**** Dataset content ****
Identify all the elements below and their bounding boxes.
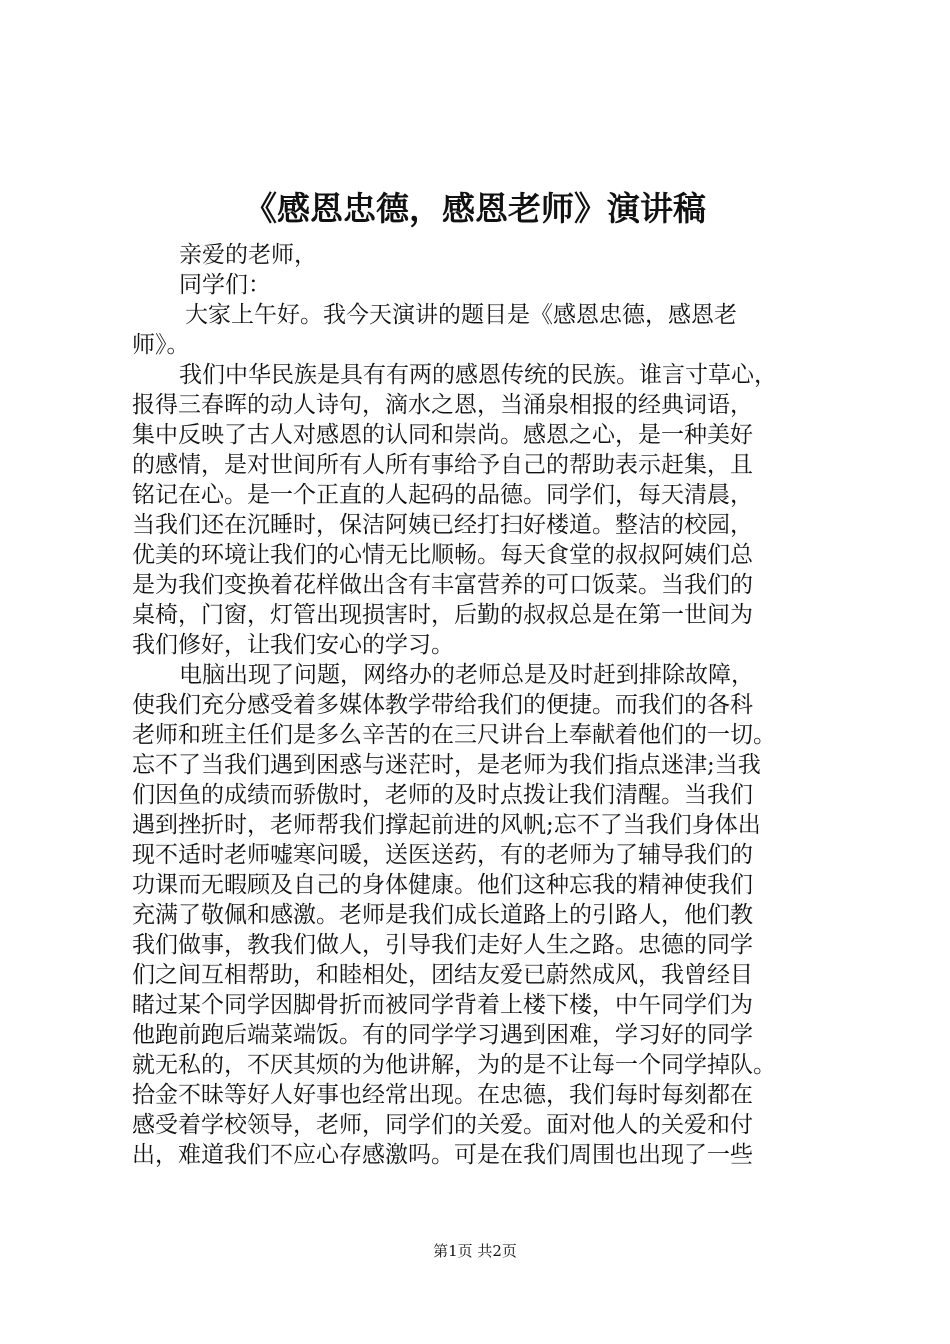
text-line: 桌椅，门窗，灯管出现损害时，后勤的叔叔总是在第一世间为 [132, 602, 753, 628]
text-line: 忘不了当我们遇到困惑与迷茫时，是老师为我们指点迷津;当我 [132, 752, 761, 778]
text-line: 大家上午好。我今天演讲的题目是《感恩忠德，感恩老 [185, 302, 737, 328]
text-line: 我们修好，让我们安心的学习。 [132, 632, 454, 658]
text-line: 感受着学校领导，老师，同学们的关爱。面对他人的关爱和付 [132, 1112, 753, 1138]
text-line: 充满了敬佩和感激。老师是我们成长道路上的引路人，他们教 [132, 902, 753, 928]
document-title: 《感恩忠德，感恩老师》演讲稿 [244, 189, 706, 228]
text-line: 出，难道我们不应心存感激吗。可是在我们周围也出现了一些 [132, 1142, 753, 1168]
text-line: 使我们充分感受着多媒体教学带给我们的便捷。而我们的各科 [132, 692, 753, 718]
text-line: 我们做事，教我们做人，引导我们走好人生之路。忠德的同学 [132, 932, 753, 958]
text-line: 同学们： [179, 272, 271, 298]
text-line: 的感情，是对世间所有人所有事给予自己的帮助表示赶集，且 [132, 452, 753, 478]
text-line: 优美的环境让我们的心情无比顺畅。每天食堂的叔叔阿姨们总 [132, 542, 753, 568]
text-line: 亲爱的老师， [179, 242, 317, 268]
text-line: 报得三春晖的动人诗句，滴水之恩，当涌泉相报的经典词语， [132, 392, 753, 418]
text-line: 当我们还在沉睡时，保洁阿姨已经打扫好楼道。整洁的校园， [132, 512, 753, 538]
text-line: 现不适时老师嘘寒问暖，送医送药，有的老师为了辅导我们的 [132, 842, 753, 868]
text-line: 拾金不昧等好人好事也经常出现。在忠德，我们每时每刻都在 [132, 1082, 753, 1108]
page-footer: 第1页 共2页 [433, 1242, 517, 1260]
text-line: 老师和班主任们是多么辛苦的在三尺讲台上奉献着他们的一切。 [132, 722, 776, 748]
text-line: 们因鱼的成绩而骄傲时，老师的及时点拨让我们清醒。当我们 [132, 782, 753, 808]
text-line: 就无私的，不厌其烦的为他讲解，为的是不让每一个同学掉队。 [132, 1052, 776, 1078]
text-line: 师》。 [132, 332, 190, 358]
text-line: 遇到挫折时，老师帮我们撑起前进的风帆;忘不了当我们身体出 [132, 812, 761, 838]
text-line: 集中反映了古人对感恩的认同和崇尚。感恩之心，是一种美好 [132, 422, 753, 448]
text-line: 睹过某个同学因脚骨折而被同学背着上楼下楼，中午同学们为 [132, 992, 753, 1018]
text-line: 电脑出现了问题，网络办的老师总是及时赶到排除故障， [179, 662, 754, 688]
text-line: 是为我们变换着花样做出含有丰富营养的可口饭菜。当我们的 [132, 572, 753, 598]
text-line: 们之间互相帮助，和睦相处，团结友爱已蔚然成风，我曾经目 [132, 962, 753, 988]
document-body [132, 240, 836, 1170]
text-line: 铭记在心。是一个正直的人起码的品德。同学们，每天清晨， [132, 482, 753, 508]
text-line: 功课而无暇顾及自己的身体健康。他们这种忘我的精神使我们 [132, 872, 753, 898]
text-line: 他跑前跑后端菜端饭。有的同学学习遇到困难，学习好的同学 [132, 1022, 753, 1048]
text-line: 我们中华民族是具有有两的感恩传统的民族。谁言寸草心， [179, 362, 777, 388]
****
Can you copy out every row above character for character, leaving out the pictures?

Answer to this exercise
Identify all the elements below and their bounding boxes.
text-line: 桌椅，门窗，灯管出现损害时，后勤的叔叔总是在第一世间为 [132, 602, 753, 628]
text-line: 忘不了当我们遇到困惑与迷茫时，是老师为我们指点迷津;当我 [132, 752, 761, 778]
text-line: 大家上午好。我今天演讲的题目是《感恩忠德，感恩老 [185, 302, 737, 328]
text-line: 我们修好，让我们安心的学习。 [132, 632, 454, 658]
text-line: 感受着学校领导，老师，同学们的关爱。面对他人的关爱和付 [132, 1112, 753, 1138]
text-line: 充满了敬佩和感激。老师是我们成长道路上的引路人，他们教 [132, 902, 753, 928]
document-title: 《感恩忠德，感恩老师》演讲稿 [244, 189, 706, 228]
text-line: 出，难道我们不应心存感激吗。可是在我们周围也出现了一些 [132, 1142, 753, 1168]
text-line: 使我们充分感受着多媒体教学带给我们的便捷。而我们的各科 [132, 692, 753, 718]
text-line: 我们做事，教我们做人，引导我们走好人生之路。忠德的同学 [132, 932, 753, 958]
text-line: 同学们： [179, 272, 271, 298]
text-line: 的感情，是对世间所有人所有事给予自己的帮助表示赶集，且 [132, 452, 753, 478]
text-line: 优美的环境让我们的心情无比顺畅。每天食堂的叔叔阿姨们总 [132, 542, 753, 568]
text-line: 亲爱的老师， [179, 242, 317, 268]
text-line: 报得三春晖的动人诗句，滴水之恩，当涌泉相报的经典词语， [132, 392, 753, 418]
text-line: 当我们还在沉睡时，保洁阿姨已经打扫好楼道。整洁的校园， [132, 512, 753, 538]
text-line: 现不适时老师嘘寒问暖，送医送药，有的老师为了辅导我们的 [132, 842, 753, 868]
text-line: 拾金不昧等好人好事也经常出现。在忠德，我们每时每刻都在 [132, 1082, 753, 1108]
page-footer: 第1页 共2页 [433, 1242, 517, 1260]
text-line: 老师和班主任们是多么辛苦的在三尺讲台上奉献着他们的一切。 [132, 722, 776, 748]
text-line: 们因鱼的成绩而骄傲时，老师的及时点拨让我们清醒。当我们 [132, 782, 753, 808]
text-line: 就无私的，不厌其烦的为他讲解，为的是不让每一个同学掉队。 [132, 1052, 776, 1078]
text-line: 师》。 [132, 332, 190, 358]
text-line: 遇到挫折时，老师帮我们撑起前进的风帆;忘不了当我们身体出 [132, 812, 761, 838]
text-line: 集中反映了古人对感恩的认同和崇尚。感恩之心，是一种美好 [132, 422, 753, 448]
text-line: 睹过某个同学因脚骨折而被同学背着上楼下楼，中午同学们为 [132, 992, 753, 1018]
text-line: 电脑出现了问题，网络办的老师总是及时赶到排除故障， [179, 662, 754, 688]
text-line: 是为我们变换着花样做出含有丰富营养的可口饭菜。当我们的 [132, 572, 753, 598]
text-line: 们之间互相帮助，和睦相处，团结友爱已蔚然成风，我曾经目 [132, 962, 753, 988]
document-body [132, 240, 836, 1170]
text-line: 铭记在心。是一个正直的人起码的品德。同学们，每天清晨， [132, 482, 753, 508]
text-line: 功课而无暇顾及自己的身体健康。他们这种忘我的精神使我们 [132, 872, 753, 898]
text-line: 他跑前跑后端菜端饭。有的同学学习遇到困难，学习好的同学 [132, 1022, 753, 1048]
text-line: 我们中华民族是具有有两的感恩传统的民族。谁言寸草心， [179, 362, 777, 388]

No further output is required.